MATERIAL PROVIDED:
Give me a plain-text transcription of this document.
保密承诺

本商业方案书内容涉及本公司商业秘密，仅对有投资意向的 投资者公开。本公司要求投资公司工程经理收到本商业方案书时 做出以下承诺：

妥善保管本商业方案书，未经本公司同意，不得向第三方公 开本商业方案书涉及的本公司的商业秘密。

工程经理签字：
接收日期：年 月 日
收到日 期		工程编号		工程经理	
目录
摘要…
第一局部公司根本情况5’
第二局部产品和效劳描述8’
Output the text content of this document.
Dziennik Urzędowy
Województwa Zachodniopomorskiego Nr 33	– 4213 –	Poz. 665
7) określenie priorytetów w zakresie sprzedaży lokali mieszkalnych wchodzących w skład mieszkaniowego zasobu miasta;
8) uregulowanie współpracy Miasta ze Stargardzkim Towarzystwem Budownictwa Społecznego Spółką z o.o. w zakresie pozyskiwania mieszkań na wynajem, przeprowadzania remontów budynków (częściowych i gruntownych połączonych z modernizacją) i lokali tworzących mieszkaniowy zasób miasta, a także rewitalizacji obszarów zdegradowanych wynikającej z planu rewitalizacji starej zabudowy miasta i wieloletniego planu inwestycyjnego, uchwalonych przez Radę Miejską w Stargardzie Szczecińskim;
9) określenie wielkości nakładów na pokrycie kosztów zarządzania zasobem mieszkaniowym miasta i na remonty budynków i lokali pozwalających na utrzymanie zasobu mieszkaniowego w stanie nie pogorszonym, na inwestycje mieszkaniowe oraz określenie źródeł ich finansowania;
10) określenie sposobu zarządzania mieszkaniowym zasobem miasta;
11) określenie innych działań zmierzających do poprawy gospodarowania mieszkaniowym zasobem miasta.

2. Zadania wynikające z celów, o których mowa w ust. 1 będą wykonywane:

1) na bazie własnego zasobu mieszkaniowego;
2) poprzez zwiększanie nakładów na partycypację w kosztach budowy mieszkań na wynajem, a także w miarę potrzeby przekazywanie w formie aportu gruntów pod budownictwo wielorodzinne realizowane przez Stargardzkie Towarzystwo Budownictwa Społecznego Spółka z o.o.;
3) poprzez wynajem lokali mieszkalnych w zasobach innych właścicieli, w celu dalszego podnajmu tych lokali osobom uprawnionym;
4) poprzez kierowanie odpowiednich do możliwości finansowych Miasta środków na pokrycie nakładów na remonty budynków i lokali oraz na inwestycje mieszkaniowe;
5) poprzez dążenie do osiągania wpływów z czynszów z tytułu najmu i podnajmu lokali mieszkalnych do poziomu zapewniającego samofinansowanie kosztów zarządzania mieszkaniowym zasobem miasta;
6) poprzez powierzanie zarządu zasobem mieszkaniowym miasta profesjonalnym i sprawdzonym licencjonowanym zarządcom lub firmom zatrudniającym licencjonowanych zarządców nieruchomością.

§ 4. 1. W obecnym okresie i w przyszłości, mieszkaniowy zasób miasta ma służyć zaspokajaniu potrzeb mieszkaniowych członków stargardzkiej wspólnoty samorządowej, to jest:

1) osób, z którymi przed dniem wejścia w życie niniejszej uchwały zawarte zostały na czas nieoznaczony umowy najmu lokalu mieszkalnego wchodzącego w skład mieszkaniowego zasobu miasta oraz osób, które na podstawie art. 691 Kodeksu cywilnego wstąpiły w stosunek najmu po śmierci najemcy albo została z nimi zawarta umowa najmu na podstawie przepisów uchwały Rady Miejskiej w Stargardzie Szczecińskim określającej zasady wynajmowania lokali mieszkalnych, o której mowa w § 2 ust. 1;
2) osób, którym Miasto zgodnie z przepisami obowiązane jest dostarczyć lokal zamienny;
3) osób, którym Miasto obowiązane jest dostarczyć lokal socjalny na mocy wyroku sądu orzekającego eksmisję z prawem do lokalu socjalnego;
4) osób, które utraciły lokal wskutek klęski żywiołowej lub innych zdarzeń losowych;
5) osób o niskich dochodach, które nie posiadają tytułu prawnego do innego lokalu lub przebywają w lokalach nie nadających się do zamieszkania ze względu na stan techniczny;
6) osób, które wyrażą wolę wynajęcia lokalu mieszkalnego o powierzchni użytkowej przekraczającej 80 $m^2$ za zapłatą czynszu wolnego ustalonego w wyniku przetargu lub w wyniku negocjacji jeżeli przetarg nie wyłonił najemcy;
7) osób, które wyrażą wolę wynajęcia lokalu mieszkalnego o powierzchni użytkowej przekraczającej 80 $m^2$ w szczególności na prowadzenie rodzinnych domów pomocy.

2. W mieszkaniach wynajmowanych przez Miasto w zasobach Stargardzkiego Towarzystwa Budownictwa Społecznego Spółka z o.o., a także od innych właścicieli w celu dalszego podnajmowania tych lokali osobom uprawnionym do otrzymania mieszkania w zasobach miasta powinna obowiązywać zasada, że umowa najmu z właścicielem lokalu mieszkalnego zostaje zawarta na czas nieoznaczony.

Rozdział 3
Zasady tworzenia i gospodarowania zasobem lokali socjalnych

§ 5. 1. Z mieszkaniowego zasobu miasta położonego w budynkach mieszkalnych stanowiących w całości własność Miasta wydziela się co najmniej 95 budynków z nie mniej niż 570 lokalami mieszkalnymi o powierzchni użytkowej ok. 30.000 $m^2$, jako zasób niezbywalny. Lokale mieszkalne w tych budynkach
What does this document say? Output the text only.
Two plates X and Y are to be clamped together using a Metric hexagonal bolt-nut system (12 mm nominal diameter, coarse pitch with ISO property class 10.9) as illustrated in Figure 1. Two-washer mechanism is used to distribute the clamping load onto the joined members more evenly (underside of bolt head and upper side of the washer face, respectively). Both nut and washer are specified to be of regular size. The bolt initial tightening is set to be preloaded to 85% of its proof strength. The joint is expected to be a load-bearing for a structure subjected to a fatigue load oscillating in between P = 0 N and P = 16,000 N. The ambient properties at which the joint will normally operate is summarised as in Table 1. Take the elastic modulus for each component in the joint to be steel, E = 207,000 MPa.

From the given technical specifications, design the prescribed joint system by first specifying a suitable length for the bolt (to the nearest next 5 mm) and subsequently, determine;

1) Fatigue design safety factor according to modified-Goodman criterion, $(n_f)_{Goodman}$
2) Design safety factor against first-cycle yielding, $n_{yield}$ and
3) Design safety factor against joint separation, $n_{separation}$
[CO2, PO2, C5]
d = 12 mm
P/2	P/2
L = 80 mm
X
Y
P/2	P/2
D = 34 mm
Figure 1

OBJECTIVE:
Please retype, exactly as written, every line from the line containing "What does this" through the last line of the records above, including both of those lines, and nothing else.

RESULT FOR THIS TASK:
What does this document say? Output the text only.
Two plates X and Y are to be clamped together using a Metric hexagonal bolt-nut system (12 mm nominal diameter, coarse pitch with ISO property class 10.9) as illustrated in Figure 1. Two-washer mechanism is used to distribute the clamping load onto the joined members more evenly (underside of bolt head and upper side of the washer face, respectively). Both nut and washer are specified to be of regular size. The bolt initial tightening is set to be preloaded to 85% of its proof strength. The joint is expected to be a load-bearing for a structure subjected to a fatigue load oscillating in between P = 0 N and P = 16,000 N. The ambient properties at which the joint will normally operate is summarised as in Table 1. Take the elastic modulus for each component in the joint to be steel, E = 207,000 MPa.

From the given technical specifications, design the prescribed joint system by first specifying a suitable length for the bolt (to the nearest next 5 mm) and subsequently, determine;

1) Fatigue design safety factor according to modified-Goodman criterion, $(n_f)_{Goodman}$
2) Design safety factor against first-cycle yielding, $n_{yield}$ and
3) Design safety factor against joint separation, $n_{separation}$
[CO2, PO2, C5]
d = 12 mm
P/2	P/2
L = 80 mm
X
Y
P/2	P/2
D = 34 mm
Figure 1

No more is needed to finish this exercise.